## begin The input

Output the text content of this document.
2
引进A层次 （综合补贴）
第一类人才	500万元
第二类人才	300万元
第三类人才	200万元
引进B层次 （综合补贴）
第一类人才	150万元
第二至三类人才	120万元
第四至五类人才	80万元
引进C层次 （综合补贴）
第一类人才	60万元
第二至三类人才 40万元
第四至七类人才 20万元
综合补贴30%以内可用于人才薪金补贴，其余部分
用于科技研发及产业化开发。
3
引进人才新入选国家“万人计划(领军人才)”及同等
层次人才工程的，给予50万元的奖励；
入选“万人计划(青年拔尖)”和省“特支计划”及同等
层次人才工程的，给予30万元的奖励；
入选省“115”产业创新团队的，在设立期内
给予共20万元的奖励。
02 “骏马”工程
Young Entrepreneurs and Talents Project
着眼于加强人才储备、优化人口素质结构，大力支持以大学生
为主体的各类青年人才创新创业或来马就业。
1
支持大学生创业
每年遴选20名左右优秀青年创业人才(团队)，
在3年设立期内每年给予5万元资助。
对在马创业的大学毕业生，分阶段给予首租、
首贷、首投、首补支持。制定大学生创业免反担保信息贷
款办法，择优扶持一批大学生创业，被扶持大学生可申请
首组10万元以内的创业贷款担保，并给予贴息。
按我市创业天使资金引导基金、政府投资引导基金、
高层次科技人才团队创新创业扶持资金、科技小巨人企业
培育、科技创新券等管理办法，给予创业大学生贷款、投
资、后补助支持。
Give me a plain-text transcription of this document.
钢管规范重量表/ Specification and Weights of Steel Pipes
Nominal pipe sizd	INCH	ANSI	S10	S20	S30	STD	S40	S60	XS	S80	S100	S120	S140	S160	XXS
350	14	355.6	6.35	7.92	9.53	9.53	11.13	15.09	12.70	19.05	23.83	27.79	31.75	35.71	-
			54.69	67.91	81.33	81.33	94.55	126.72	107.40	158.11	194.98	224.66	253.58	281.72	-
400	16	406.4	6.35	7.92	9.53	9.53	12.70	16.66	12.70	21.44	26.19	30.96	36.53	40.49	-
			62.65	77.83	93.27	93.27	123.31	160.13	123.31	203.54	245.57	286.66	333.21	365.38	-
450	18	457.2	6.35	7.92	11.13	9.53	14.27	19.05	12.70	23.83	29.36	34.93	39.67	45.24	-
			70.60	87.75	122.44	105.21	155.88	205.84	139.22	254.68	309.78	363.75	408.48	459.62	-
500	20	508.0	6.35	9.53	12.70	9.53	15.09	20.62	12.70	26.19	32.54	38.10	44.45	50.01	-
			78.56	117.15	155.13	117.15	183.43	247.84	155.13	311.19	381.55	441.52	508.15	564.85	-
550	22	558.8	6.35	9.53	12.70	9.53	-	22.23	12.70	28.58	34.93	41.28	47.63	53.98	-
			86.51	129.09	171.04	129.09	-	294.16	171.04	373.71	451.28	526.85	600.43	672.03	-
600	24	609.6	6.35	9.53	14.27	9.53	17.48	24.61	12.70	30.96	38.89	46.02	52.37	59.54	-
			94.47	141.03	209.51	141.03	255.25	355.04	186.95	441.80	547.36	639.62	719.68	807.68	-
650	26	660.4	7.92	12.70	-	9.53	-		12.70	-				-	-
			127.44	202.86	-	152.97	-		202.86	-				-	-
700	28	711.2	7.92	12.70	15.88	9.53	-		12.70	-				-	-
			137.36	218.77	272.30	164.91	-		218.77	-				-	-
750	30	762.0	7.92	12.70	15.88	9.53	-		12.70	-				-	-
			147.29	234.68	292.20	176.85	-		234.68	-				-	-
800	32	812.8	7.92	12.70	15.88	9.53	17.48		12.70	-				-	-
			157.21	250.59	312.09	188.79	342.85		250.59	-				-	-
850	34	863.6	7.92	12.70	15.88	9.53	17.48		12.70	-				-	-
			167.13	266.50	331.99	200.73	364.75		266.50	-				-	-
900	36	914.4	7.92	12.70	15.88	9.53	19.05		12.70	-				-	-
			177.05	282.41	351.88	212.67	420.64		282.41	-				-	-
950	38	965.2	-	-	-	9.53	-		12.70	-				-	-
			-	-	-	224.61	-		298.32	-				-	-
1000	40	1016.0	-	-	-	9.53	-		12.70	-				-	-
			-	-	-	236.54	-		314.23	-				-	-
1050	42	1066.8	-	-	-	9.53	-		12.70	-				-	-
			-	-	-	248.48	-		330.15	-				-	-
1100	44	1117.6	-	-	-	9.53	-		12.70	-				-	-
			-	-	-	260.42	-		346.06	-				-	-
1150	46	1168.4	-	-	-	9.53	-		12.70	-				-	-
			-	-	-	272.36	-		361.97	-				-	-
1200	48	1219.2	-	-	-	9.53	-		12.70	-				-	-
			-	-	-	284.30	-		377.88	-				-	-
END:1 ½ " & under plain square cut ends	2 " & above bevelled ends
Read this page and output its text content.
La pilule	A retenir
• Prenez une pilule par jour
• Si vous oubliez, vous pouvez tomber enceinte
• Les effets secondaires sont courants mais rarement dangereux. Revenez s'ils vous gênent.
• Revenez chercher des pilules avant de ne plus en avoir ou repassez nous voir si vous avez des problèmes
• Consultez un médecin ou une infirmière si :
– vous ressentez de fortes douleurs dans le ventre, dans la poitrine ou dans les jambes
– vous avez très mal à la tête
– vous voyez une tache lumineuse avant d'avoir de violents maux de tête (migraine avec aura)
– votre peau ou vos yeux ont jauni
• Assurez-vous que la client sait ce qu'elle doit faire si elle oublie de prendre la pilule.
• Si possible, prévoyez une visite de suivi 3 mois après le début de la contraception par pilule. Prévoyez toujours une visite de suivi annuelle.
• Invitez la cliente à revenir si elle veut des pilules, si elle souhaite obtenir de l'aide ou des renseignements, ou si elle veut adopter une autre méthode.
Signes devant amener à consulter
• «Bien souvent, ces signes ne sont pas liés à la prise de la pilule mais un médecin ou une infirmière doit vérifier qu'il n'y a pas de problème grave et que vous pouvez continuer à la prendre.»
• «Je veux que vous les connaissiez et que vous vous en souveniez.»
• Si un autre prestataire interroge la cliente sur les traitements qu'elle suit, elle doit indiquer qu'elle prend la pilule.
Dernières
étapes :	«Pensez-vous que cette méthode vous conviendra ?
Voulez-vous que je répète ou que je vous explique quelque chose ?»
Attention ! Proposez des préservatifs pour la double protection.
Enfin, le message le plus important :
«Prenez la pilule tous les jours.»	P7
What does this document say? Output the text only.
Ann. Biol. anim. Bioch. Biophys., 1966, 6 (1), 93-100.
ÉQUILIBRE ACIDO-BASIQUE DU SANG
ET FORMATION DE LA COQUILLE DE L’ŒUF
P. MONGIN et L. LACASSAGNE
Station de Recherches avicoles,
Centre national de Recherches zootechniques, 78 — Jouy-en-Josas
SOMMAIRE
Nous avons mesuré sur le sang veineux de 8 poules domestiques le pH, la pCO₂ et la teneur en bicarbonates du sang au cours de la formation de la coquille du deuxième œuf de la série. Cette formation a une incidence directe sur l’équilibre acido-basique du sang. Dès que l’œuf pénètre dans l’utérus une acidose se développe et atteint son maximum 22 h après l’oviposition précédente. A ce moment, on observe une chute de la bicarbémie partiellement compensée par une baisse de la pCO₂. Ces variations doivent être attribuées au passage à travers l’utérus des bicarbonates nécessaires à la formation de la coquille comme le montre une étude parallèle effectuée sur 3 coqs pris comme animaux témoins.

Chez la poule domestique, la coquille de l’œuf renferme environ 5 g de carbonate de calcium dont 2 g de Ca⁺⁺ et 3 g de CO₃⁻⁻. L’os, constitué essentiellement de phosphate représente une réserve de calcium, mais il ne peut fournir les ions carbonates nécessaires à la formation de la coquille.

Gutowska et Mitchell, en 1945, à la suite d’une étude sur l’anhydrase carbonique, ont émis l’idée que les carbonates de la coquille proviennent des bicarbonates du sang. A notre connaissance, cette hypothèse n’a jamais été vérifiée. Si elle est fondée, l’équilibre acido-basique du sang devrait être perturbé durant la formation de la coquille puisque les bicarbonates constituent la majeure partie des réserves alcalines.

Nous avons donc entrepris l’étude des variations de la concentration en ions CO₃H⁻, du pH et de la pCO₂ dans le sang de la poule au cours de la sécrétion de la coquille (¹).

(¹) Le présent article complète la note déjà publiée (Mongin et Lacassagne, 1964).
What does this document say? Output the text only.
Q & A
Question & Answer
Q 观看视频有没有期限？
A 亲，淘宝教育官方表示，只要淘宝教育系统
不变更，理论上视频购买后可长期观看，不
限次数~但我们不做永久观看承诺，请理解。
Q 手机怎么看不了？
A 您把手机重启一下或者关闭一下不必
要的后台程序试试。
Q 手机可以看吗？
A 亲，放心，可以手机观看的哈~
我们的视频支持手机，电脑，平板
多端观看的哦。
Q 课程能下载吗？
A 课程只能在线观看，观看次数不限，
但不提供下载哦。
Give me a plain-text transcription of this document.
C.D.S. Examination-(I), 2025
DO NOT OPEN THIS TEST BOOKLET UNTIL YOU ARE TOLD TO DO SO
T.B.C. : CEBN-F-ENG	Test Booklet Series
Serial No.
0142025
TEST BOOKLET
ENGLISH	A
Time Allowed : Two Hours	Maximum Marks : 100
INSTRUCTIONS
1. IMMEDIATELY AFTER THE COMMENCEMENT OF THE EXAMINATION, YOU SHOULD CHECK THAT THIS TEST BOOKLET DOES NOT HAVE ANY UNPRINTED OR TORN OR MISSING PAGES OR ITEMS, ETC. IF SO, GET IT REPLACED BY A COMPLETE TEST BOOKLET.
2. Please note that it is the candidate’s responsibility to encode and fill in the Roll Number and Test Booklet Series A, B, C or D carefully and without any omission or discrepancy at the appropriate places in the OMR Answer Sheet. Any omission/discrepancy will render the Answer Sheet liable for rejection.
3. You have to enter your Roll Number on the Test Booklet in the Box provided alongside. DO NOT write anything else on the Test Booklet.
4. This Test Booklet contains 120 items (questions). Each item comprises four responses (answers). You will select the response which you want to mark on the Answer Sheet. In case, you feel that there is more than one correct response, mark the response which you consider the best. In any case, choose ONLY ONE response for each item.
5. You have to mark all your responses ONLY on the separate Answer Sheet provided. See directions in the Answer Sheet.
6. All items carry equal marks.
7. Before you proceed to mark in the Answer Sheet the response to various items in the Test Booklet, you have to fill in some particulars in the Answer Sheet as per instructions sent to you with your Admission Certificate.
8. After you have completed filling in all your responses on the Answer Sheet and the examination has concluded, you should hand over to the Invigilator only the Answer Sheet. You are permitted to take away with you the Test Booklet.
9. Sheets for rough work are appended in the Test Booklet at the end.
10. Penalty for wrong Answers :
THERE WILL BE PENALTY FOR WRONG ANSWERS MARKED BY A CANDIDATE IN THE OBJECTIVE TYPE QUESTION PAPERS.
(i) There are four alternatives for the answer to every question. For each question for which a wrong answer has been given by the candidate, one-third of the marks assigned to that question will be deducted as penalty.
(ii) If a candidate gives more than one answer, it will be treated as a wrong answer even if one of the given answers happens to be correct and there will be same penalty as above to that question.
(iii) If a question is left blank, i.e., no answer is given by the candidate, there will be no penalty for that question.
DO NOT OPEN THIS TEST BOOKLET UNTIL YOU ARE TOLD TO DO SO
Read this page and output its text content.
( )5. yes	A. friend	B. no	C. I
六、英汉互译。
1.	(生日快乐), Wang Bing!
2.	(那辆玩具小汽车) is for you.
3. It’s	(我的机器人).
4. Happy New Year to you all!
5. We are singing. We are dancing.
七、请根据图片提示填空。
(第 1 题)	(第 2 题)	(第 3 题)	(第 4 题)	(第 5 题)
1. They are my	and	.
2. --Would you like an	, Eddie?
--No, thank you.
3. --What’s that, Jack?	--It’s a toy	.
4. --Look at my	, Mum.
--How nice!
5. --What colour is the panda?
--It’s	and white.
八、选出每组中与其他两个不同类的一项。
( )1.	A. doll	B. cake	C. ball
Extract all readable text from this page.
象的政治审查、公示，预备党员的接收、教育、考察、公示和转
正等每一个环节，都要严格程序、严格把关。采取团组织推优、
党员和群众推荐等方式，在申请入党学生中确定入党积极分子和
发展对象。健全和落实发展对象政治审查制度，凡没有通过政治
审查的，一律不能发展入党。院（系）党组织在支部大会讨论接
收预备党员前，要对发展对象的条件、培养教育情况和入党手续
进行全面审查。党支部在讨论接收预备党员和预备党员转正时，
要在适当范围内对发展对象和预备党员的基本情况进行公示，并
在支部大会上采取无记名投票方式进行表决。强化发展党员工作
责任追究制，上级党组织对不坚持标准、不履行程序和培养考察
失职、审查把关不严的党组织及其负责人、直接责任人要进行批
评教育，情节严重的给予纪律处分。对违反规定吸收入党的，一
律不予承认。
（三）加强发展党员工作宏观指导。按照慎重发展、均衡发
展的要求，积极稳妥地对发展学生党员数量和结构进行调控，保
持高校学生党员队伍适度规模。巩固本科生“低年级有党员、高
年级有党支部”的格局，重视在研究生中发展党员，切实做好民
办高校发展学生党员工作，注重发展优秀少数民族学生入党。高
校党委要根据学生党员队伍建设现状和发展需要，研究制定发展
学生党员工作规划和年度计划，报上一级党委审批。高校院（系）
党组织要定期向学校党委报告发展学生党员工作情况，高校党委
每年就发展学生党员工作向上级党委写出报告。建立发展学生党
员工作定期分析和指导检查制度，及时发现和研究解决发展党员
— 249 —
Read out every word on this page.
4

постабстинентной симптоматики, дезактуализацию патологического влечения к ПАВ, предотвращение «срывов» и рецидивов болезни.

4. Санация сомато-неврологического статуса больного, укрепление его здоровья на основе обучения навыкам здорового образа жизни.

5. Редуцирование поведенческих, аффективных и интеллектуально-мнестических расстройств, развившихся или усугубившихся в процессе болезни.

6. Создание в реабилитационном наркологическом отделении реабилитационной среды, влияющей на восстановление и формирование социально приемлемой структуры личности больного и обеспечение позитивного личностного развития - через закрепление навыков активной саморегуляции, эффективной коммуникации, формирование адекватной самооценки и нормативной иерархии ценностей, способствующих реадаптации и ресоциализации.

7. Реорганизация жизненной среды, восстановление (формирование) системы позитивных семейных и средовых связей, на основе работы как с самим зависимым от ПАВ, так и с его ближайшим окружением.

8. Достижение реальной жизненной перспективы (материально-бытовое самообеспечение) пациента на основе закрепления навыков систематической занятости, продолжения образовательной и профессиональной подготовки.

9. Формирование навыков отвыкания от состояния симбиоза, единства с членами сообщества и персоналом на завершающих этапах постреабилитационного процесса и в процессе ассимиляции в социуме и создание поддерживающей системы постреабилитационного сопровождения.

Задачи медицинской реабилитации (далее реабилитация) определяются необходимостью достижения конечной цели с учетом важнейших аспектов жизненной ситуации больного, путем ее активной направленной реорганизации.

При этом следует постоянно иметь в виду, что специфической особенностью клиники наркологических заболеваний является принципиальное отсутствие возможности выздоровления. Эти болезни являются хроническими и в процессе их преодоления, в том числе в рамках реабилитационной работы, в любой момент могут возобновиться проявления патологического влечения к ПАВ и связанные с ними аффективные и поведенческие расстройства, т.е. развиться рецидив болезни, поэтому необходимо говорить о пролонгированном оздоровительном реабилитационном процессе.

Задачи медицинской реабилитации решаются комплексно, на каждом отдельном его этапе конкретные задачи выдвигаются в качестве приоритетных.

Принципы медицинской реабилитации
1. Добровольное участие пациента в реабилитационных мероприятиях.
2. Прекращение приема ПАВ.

## end The input

→ Exercise details:
Find all lines where the word "variations" appears. Copy them.

→ Worked answer:
Nous avons mesuré sur le sang veineux de 8 poules domestiques le pH, la pCO₂ et la teneur en bicarbonates du sang au cours de la formation de la coquille du deuxième œuf de la série. Cette formation a une incidence directe sur l’équilibre acido-basique du sang. Dès que l’œuf pénètre dans l’utérus une acidose se développe et atteint son maximum 22 h après l’oviposition précédente. A ce moment, on observe une chute de la bicarbémie partiellement compensée par une baisse de la pCO₂. Ces variations doivent être attribuées au passage à travers l’utérus des bicarbonates nécessaires à la formation de la coquille comme le montre une étude parallèle effectuée sur 3 coqs pris comme animaux témoins.
Nous avons donc entrepris l’étude des variations de la concentration en ions CO₃H⁻, du pH et de la pCO₂ dans le sang de la poule au cours de la sécrétion de la coquille (¹).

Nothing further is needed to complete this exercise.